Required work - For each line below that includes the word "JSON", make a copy.

Data lines -
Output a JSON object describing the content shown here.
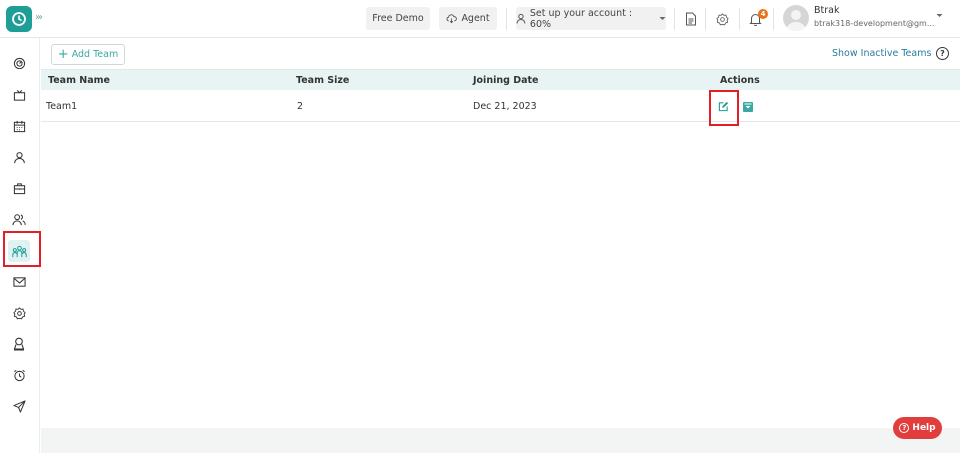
{
  "topbar": {
    "expand_glyph": "›››",
    "free_demo": "Free Demo",
    "agent": "Agent",
    "setup": "Set up your account : 60%",
    "notification_count": "4",
    "user_name": "Btrak",
    "user_email": "btrak318-development@gm..."
  },
  "sidebar": {
    "items": [
      "dashboard-icon",
      "tv-icon",
      "calendar-icon",
      "user-icon",
      "briefcase-icon",
      "users-icon",
      "teams-icon",
      "mail-icon",
      "settings-icon",
      "award-icon",
      "alarm-icon",
      "send-icon"
    ],
    "active_item": "teams-icon"
  },
  "toolbar": {
    "add_team": "Add Team",
    "show_inactive": "Show Inactive Teams"
  },
  "table": {
    "columns": [
      "Team Name",
      "Team Size",
      "Joining Date",
      "Actions"
    ],
    "rows": [
      {
        "team_name": "Team1",
        "team_size": "2",
        "joining_date": "Dec 21, 2023"
      }
    ]
  },
  "help": {
    "label": "Help"
  },
  "colors": {
    "accent": "#1e9e96",
    "highlight": "#e01f26",
    "header_bg": "#e8f4f3",
    "help": "#e23d3d"
  }
}
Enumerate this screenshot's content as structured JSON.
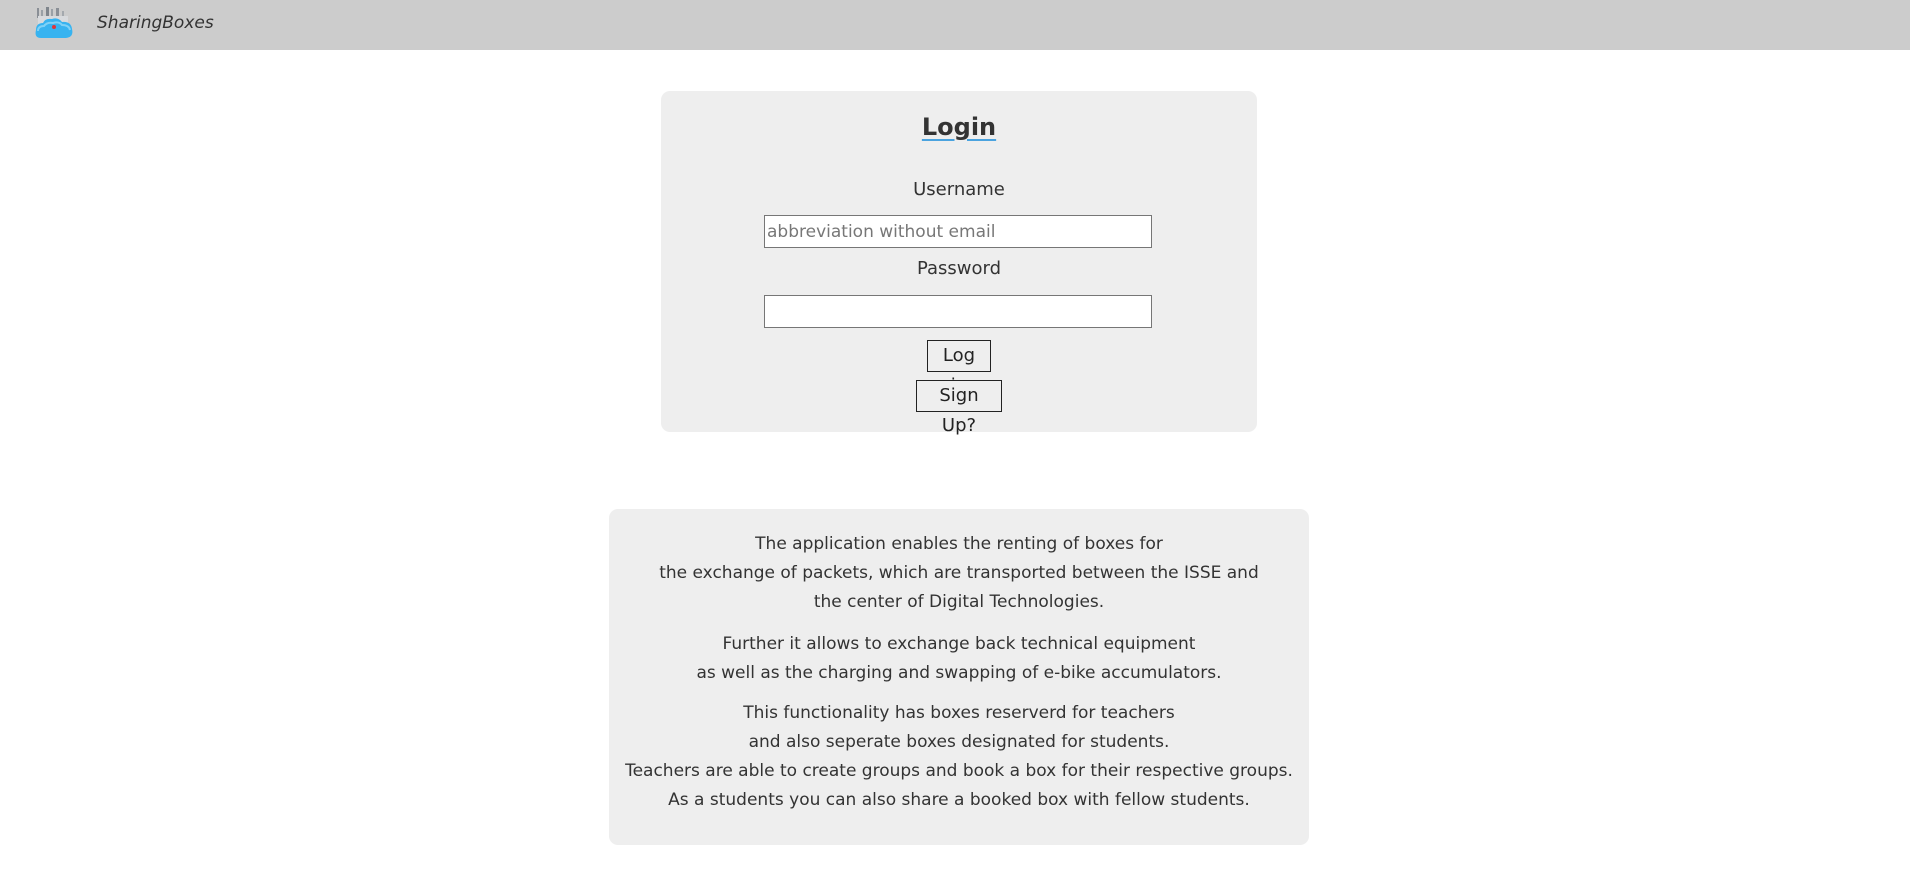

The reply -
Output a JSON object describing the content shown here.
Enumerate this screenshot's content as structured JSON.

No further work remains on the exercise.